* begin *
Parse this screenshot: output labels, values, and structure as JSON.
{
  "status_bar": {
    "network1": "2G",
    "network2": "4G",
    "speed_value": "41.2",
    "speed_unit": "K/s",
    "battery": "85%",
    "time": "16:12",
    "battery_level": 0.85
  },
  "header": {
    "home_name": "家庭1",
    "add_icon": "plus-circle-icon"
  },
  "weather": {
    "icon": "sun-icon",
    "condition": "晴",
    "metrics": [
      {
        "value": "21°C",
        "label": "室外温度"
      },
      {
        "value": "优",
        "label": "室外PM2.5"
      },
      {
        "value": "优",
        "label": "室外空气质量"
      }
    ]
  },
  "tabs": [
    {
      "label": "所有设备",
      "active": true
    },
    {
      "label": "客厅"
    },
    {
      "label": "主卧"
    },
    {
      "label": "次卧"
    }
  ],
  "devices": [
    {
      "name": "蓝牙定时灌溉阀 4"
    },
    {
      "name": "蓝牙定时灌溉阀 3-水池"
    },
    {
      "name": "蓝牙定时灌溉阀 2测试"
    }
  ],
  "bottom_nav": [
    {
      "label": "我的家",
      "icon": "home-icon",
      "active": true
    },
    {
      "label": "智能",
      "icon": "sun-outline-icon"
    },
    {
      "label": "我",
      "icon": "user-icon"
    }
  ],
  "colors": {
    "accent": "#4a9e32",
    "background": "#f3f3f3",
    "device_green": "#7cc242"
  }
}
* end *
**Directions**
Repeat the material above in full, exactly as it stands.

**Full output**
Parse this screenshot: output labels, values, and structure as JSON.
{
  "status_bar": {
    "network1": "2G",
    "network2": "4G",
    "speed_value": "41.2",
    "speed_unit": "K/s",
    "battery": "85%",
    "time": "16:12",
    "battery_level": 0.85
  },
  "header": {
    "home_name": "家庭1",
    "add_icon": "plus-circle-icon"
  },
  "weather": {
    "icon": "sun-icon",
    "condition": "晴",
    "metrics": [
      {
        "value": "21°C",
        "label": "室外温度"
      },
      {
        "value": "优",
        "label": "室外PM2.5"
      },
      {
        "value": "优",
        "label": "室外空气质量"
      }
    ]
  },
  "tabs": [
    {
      "label": "所有设备",
      "active": true
    },
    {
      "label": "客厅"
    },
    {
      "label": "主卧"
    },
    {
      "label": "次卧"
    }
  ],
  "devices": [
    {
      "name": "蓝牙定时灌溉阀 4"
    },
    {
      "name": "蓝牙定时灌溉阀 3-水池"
    },
    {
      "name": "蓝牙定时灌溉阀 2测试"
    }
  ],
  "bottom_nav": [
    {
      "label": "我的家",
      "icon": "home-icon",
      "active": true
    },
    {
      "label": "智能",
      "icon": "sun-outline-icon"
    },
    {
      "label": "我",
      "icon": "user-icon"
    }
  ],
  "colors": {
    "accent": "#4a9e32",
    "background": "#f3f3f3",
    "device_green": "#7cc242"
  }
}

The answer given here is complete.